◆ Description of the task ◆
How many lines in the entries below contain "Hildur"? Answer with the number only.

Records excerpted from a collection

──────────────────────────────

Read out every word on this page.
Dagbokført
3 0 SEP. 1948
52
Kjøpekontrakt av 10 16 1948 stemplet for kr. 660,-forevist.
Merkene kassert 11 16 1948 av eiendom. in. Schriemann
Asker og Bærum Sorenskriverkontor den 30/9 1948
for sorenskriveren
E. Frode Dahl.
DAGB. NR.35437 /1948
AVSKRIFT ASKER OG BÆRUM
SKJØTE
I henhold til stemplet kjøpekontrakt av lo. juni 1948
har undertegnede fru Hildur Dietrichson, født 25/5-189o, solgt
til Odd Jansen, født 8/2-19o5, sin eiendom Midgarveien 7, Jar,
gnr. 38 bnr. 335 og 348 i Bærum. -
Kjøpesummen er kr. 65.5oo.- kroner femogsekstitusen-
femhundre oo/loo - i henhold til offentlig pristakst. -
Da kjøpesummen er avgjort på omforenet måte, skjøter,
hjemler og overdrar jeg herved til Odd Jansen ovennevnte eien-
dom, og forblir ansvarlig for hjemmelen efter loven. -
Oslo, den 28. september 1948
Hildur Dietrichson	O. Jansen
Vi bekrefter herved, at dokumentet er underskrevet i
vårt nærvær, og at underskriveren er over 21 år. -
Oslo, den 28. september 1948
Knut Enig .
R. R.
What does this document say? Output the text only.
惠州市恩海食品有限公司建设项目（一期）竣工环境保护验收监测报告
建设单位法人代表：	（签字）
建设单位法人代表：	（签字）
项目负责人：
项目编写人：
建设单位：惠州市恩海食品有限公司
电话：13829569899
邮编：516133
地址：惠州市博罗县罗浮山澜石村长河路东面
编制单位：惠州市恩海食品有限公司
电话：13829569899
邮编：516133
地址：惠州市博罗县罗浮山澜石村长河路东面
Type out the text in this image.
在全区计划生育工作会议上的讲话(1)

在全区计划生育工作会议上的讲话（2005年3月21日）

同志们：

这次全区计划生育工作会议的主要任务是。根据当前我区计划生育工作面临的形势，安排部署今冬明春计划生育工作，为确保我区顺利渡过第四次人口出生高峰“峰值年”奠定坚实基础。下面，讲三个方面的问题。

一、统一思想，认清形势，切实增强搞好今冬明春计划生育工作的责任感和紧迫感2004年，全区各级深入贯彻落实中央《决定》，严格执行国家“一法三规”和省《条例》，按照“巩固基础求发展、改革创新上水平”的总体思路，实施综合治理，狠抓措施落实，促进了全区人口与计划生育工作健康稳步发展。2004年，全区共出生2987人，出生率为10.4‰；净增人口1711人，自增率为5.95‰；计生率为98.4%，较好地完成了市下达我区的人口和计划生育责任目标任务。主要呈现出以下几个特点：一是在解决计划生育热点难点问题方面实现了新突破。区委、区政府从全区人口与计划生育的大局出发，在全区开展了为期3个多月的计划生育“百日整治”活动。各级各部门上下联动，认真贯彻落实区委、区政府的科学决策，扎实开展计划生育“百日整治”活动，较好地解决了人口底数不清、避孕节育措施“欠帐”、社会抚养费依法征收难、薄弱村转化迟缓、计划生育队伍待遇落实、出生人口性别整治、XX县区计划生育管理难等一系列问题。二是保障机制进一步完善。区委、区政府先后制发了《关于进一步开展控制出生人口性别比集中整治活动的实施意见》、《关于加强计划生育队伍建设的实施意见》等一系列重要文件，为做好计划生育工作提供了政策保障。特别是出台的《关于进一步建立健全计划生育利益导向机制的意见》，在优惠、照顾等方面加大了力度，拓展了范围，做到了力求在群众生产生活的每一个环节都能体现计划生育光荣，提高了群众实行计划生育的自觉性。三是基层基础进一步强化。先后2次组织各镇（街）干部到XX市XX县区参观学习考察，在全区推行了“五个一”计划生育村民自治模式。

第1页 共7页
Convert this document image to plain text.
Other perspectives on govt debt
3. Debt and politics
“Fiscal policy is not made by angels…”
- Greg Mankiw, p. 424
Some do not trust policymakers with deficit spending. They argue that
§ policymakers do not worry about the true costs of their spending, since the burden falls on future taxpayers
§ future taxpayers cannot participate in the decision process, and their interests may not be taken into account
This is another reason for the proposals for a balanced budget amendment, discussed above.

──────────────────────────────

◆ Final result ◆
2